• _RECORD EXCERPTS_:
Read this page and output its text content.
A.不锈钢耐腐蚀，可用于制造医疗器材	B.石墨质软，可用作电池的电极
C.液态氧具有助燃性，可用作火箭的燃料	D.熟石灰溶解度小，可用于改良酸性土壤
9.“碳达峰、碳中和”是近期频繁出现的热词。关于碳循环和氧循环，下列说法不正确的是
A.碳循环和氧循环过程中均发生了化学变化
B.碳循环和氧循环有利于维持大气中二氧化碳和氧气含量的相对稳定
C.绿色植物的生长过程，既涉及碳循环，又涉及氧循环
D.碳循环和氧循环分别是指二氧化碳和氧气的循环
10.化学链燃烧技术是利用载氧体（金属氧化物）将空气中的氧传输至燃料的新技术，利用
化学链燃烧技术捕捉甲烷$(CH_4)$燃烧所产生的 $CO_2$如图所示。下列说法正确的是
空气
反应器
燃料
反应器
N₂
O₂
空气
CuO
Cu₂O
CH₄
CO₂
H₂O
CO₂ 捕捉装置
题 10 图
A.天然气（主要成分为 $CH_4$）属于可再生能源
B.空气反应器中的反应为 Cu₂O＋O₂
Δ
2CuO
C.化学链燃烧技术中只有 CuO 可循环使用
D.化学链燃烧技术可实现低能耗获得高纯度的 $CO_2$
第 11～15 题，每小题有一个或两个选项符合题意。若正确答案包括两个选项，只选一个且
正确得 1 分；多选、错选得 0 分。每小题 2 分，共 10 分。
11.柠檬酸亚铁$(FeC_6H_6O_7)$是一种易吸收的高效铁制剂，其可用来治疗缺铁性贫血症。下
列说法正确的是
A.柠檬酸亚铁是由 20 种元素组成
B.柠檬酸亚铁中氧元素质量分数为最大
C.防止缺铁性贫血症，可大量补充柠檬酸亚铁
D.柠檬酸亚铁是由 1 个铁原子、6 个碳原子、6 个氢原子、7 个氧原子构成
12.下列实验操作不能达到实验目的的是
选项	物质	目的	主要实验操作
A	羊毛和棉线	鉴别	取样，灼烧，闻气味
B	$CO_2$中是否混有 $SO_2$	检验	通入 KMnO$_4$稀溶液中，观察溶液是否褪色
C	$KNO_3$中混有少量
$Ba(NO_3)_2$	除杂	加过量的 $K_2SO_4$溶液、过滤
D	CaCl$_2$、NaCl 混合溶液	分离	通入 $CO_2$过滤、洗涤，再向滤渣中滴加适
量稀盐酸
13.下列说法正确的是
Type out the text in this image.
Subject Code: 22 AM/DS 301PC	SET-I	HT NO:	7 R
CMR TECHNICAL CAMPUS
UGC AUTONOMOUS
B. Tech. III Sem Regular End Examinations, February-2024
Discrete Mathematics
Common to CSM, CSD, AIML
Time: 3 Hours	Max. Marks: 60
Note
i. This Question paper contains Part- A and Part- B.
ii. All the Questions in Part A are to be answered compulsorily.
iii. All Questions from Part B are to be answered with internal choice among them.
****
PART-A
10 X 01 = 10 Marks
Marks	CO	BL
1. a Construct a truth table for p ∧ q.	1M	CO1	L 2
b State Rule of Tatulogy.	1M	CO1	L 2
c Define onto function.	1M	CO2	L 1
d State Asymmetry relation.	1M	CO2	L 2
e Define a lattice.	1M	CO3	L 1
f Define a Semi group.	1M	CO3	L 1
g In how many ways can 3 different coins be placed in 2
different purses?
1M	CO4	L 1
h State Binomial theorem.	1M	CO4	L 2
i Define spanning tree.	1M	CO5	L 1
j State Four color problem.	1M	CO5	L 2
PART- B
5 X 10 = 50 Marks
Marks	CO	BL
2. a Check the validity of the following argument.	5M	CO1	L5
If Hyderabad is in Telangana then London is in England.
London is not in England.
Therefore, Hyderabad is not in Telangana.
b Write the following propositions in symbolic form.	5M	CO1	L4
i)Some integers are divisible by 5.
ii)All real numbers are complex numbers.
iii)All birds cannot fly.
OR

• _STATED PROBLEM_:
Write the data back out verbatim.

• _RESPONSE_:
Read this page and output its text content.
A.不锈钢耐腐蚀，可用于制造医疗器材	B.石墨质软，可用作电池的电极
C.液态氧具有助燃性，可用作火箭的燃料	D.熟石灰溶解度小，可用于改良酸性土壤
9.“碳达峰、碳中和”是近期频繁出现的热词。关于碳循环和氧循环，下列说法不正确的是
A.碳循环和氧循环过程中均发生了化学变化
B.碳循环和氧循环有利于维持大气中二氧化碳和氧气含量的相对稳定
C.绿色植物的生长过程，既涉及碳循环，又涉及氧循环
D.碳循环和氧循环分别是指二氧化碳和氧气的循环
10.化学链燃烧技术是利用载氧体（金属氧化物）将空气中的氧传输至燃料的新技术，利用
化学链燃烧技术捕捉甲烷$(CH_4)$燃烧所产生的 $CO_2$如图所示。下列说法正确的是
空气
反应器
燃料
反应器
N₂
O₂
空气
CuO
Cu₂O
CH₄
CO₂
H₂O
CO₂ 捕捉装置
题 10 图
A.天然气（主要成分为 $CH_4$）属于可再生能源
B.空气反应器中的反应为 Cu₂O＋O₂
Δ
2CuO
C.化学链燃烧技术中只有 CuO 可循环使用
D.化学链燃烧技术可实现低能耗获得高纯度的 $CO_2$
第 11～15 题，每小题有一个或两个选项符合题意。若正确答案包括两个选项，只选一个且
正确得 1 分；多选、错选得 0 分。每小题 2 分，共 10 分。
11.柠檬酸亚铁$(FeC_6H_6O_7)$是一种易吸收的高效铁制剂，其可用来治疗缺铁性贫血症。下
列说法正确的是
A.柠檬酸亚铁是由 20 种元素组成
B.柠檬酸亚铁中氧元素质量分数为最大
C.防止缺铁性贫血症，可大量补充柠檬酸亚铁
D.柠檬酸亚铁是由 1 个铁原子、6 个碳原子、6 个氢原子、7 个氧原子构成
12.下列实验操作不能达到实验目的的是
选项	物质	目的	主要实验操作
A	羊毛和棉线	鉴别	取样，灼烧，闻气味
B	$CO_2$中是否混有 $SO_2$	检验	通入 KMnO$_4$稀溶液中，观察溶液是否褪色
C	$KNO_3$中混有少量
$Ba(NO_3)_2$	除杂	加过量的 $K_2SO_4$溶液、过滤
D	CaCl$_2$、NaCl 混合溶液	分离	通入 $CO_2$过滤、洗涤，再向滤渣中滴加适
量稀盐酸
13.下列说法正确的是
Type out the text in this image.
Subject Code: 22 AM/DS 301PC	SET-I	HT NO:	7 R
CMR TECHNICAL CAMPUS
UGC AUTONOMOUS
B. Tech. III Sem Regular End Examinations, February-2024
Discrete Mathematics
Common to CSM, CSD, AIML
Time: 3 Hours	Max. Marks: 60
Note
i. This Question paper contains Part- A and Part- B.
ii. All the Questions in Part A are to be answered compulsorily.
iii. All Questions from Part B are to be answered with internal choice among them.
****
PART-A
10 X 01 = 10 Marks
Marks	CO	BL
1. a Construct a truth table for p ∧ q.	1M	CO1	L 2
b State Rule of Tatulogy.	1M	CO1	L 2
c Define onto function.	1M	CO2	L 1
d State Asymmetry relation.	1M	CO2	L 2
e Define a lattice.	1M	CO3	L 1
f Define a Semi group.	1M	CO3	L 1
g In how many ways can 3 different coins be placed in 2
different purses?
1M	CO4	L 1
h State Binomial theorem.	1M	CO4	L 2
i Define spanning tree.	1M	CO5	L 1
j State Four color problem.	1M	CO5	L 2
PART- B
5 X 10 = 50 Marks
Marks	CO	BL
2. a Check the validity of the following argument.	5M	CO1	L5
If Hyderabad is in Telangana then London is in England.
London is not in England.
Therefore, Hyderabad is not in Telangana.
b Write the following propositions in symbolic form.	5M	CO1	L4
i)Some integers are divisible by 5.
ii)All real numbers are complex numbers.
iii)All birds cannot fly.
OR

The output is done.